What you are asked to do | State only the count of lines in the listing below that hold "JSON".

Dataset records on visual material |
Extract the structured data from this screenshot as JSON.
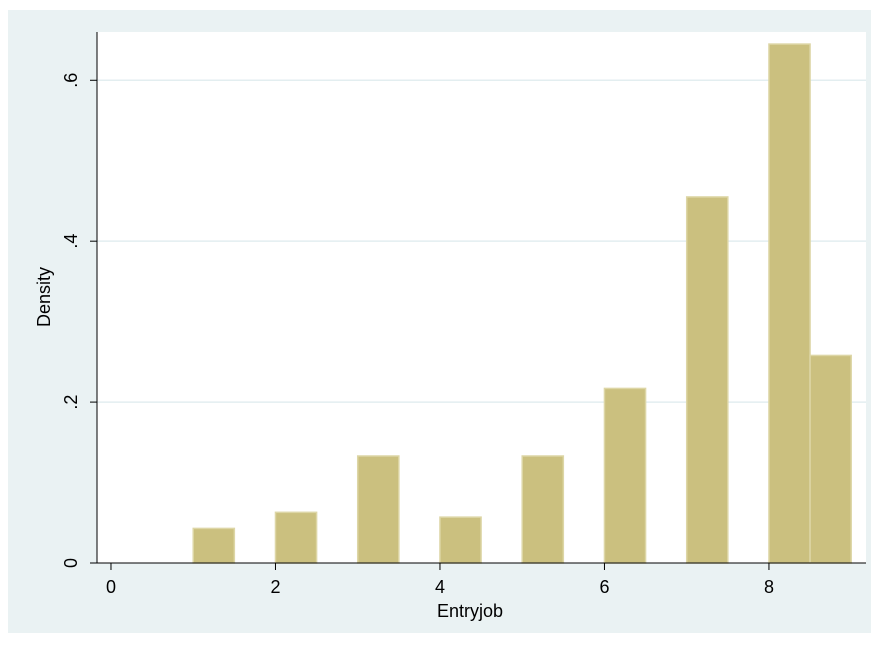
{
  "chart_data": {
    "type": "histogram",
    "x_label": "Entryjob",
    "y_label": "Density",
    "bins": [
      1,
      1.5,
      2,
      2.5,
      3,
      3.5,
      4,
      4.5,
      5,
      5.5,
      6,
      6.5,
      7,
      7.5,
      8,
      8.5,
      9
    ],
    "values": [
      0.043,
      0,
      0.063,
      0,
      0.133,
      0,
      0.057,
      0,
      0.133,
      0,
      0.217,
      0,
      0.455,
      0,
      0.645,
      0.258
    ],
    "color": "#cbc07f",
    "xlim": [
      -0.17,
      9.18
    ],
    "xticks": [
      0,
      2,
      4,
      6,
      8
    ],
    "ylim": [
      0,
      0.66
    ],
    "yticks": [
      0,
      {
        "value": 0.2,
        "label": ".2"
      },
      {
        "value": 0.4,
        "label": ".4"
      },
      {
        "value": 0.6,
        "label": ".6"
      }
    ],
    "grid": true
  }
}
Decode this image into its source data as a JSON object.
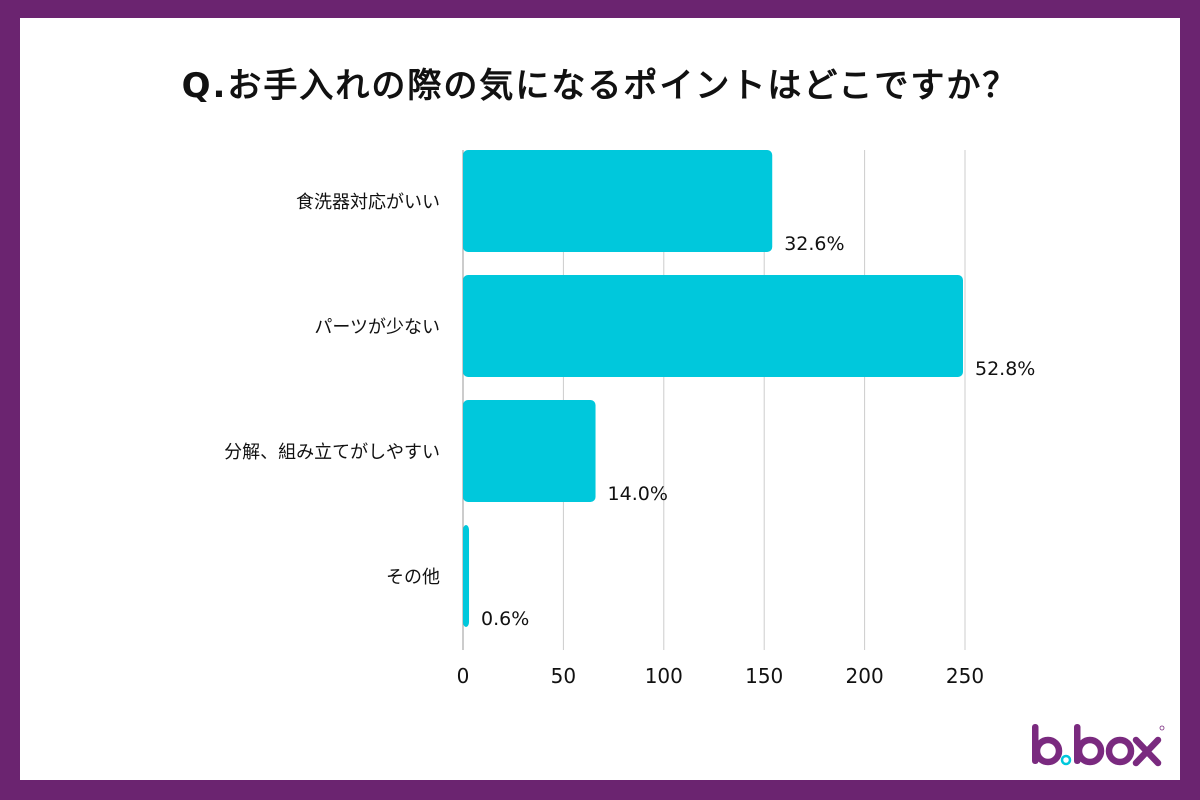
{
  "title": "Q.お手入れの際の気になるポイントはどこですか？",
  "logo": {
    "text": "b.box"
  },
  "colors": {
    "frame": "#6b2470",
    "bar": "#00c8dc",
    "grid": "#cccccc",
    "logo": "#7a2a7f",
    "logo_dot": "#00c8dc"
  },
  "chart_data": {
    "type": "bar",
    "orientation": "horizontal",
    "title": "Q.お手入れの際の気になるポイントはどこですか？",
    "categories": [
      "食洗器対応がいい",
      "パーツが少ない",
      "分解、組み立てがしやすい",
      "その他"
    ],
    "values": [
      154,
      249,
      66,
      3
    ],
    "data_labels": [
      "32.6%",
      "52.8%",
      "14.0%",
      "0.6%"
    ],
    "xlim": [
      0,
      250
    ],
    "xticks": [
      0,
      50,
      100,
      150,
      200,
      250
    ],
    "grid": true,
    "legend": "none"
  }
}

Answer to the task | 2